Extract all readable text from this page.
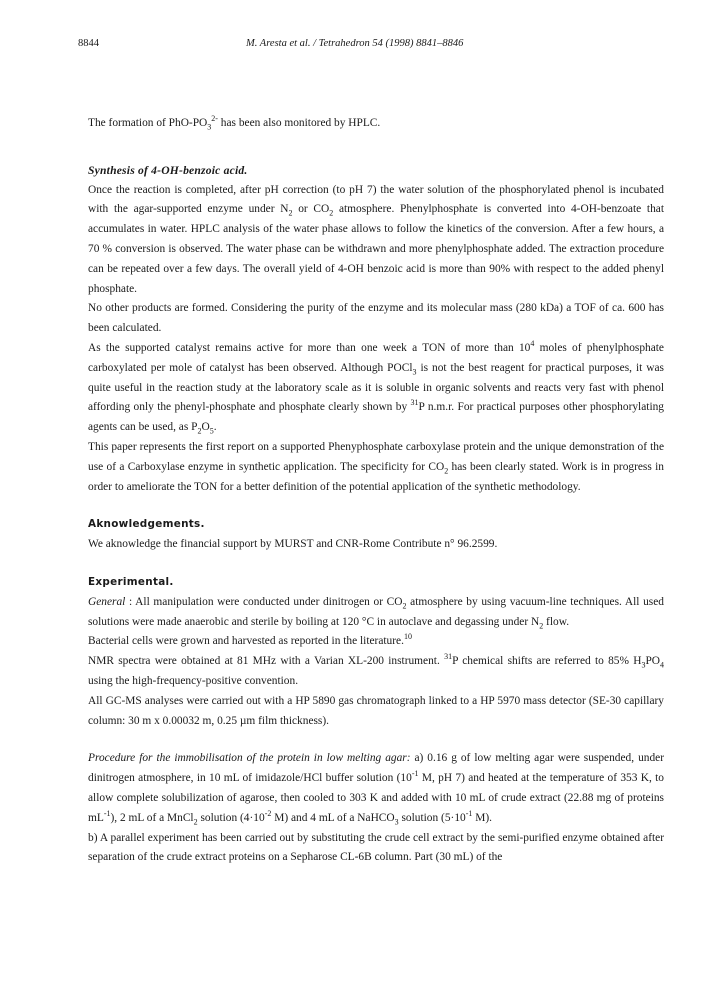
8844	M. Aresta et al. / Tetrahedron 54 (1998) 8841–8846

The formation of PhO-$PO_3^{2-}$ has been also monitored by HPLC.

Synthesis of 4-OH-benzoic acid.

Once the reaction is completed, after pH correction (to pH 7) the water solution of the phosphorylated phenol is incubated with the agar-supported enzyme under $N_2$ or $CO_2$ atmosphere. Phenylphosphate is converted into 4-OH-benzoate that accumulates in water. HPLC analysis of the water phase allows to follow the kinetics of the conversion. After a few hours, a 70 % conversion is observed. The water phase can be withdrawn and more phenylphosphate added. The extraction procedure can be repeated over a few days. The overall yield of 4-OH benzoic acid is more than 90% with respect to the added phenyl phosphate.

No other products are formed. Considering the purity of the enzyme and its molecular mass (280 kDa) a TOF of ca. 600 has been calculated.

As the supported catalyst remains active for more than one week a TON of more than $10^4$ moles of phenylphosphate carboxylated per mole of catalyst has been observed. Although POCl$_3$ is not the best reagent for practical purposes, it was quite useful in the reaction study at the laboratory scale as it is soluble in organic solvents and reacts very fast with phenol affording only the phenyl-phosphate and phosphate clearly shown by $^{31}$P n.m.r. For practical purposes other phosphorylating agents can be used, as $P_2O_5$.

This paper represents the first report on a supported Phenyphosphate carboxylase protein and the unique demonstration of the use of a Carboxylase enzyme in synthetic application. The specificity for $CO_2$ has been clearly stated. Work is in progress in order to ameliorate the TON for a better definition of the potential application of the synthetic methodology.

Aknowledgements.

We aknowledge the financial support by MURST and CNR-Rome Contribute n° 96.2599.

Experimental.

General : All manipulation were conducted under dinitrogen or $CO_2$ atmosphere by using vacuum-line techniques. All used solutions were made anaerobic and sterile by boiling at 120 °C in autoclave and degassing under $N_2$ flow.

Bacterial cells were grown and harvested as reported in the literature.$^{10}$

NMR spectra were obtained at 81 MHz with a Varian XL-200 instrument. $^{31}$P chemical shifts are referred to 85% $H_3PO_4$ using the high-frequency-positive convention.

All GC-MS analyses were carried out with a HP 5890 gas chromatograph linked to a HP 5970 mass detector (SE-30 capillary column: 30 m x 0.00032 m, 0.25 µm film thickness).

Procedure for the immobilisation of the protein in low melting agar: a) 0.16 g of low melting agar were suspended, under dinitrogen atmosphere, in 10 mL of imidazole/HCl buffer solution ($10^{-1}$ M, pH 7) and heated at the temperature of 353 K, to allow complete solubilization of agarose, then cooled to 303 K and added with 10 mL of crude extract (22.88 mg of proteins $mL^{-1}$), 2 mL of a MnCl$_2$ solution ($4\cdot 10^{-2}$ M) and 4 mL of a NaHCO$_3$ solution ($5\cdot 10^{-1}$ M).

b) A parallel experiment has been carried out by substituting the crude cell extract by the semi-purified enzyme obtained after separation of the crude extract proteins on a Sepharose CL-6B column. Part (30 mL) of the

AIM OF THE TASK:
Which lines above carry the string "dinitrogen"? Copy those lines.

ANSWER SPACE:
General : All manipulation were conducted under dinitrogen or $CO_2$ atmosphere by using vacuum-line techniques. All used solutions were made anaerobic and sterile by boiling at 120 °C in autoclave and degassing under $N_2$ flow.
Procedure for the immobilisation of the protein in low melting agar: a) 0.16 g of low melting agar were suspended, under dinitrogen atmosphere, in 10 mL of imidazole/HCl buffer solution ($10^{-1}$ M, pH 7) and heated at the temperature of 353 K, to allow complete solubilization of agarose, then cooled to 303 K and added with 10 mL of crude extract (22.88 mg of proteins $mL^{-1}$), 2 mL of a MnCl$_2$ solution ($4\cdot 10^{-2}$ M) and 4 mL of a NaHCO$_3$ solution ($5\cdot 10^{-1}$ M).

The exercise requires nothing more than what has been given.